Problem details: Sift the listing for lines that hold the string "Wstrzymanie" and pull them out.

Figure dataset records
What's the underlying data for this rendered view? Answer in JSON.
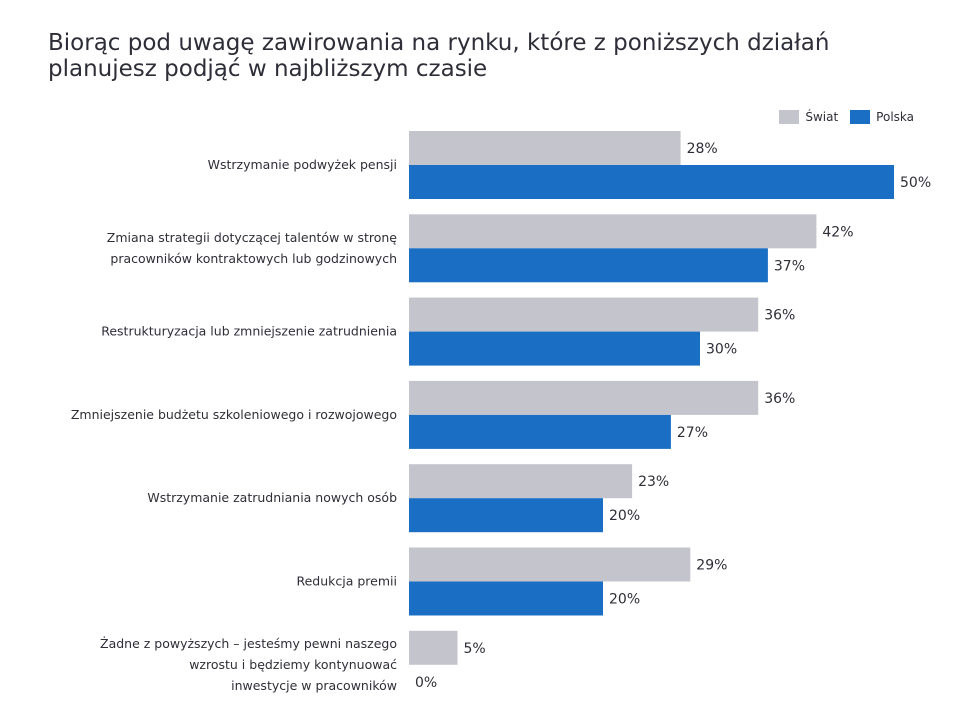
{
  "title_lines": [
    "Biorąc pod uwagę zawirowania na rynku, które z poniższych działań",
    "planujesz podjąć w najbliższym czasie"
  ],
  "chart_data": {
    "type": "bar",
    "orientation": "horizontal",
    "unit": "%",
    "categories": [
      [
        "Wstrzymanie podwyżek pensji"
      ],
      [
        "Zmiana strategii dotyczącej talentów w stronę",
        "pracowników kontraktowych lub godzinowych"
      ],
      [
        "Restrukturyzacja lub zmniejszenie zatrudnienia"
      ],
      [
        "Zmniejszenie budżetu szkoleniowego i rozwojowego"
      ],
      [
        "Wstrzymanie zatrudniania nowych osób"
      ],
      [
        "Redukcja premii"
      ],
      [
        "Żadne z powyższych – jesteśmy pewni naszego",
        "wzrostu i będziemy kontynuować",
        "inwestycje w pracowników"
      ]
    ],
    "series": [
      {
        "name": "Świat",
        "color": "#c4c4cd",
        "values": [
          28,
          42,
          36,
          36,
          23,
          29,
          5
        ]
      },
      {
        "name": "Polska",
        "color": "#1a6fc4",
        "values": [
          50,
          37,
          30,
          27,
          20,
          20,
          0
        ]
      }
    ],
    "xlim": [
      0,
      50
    ],
    "legend_position": "top-right",
    "grid": false
  }
}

Full solution:
        "Wstrzymanie podwyżek pensji"
        "Wstrzymanie zatrudniania nowych osób"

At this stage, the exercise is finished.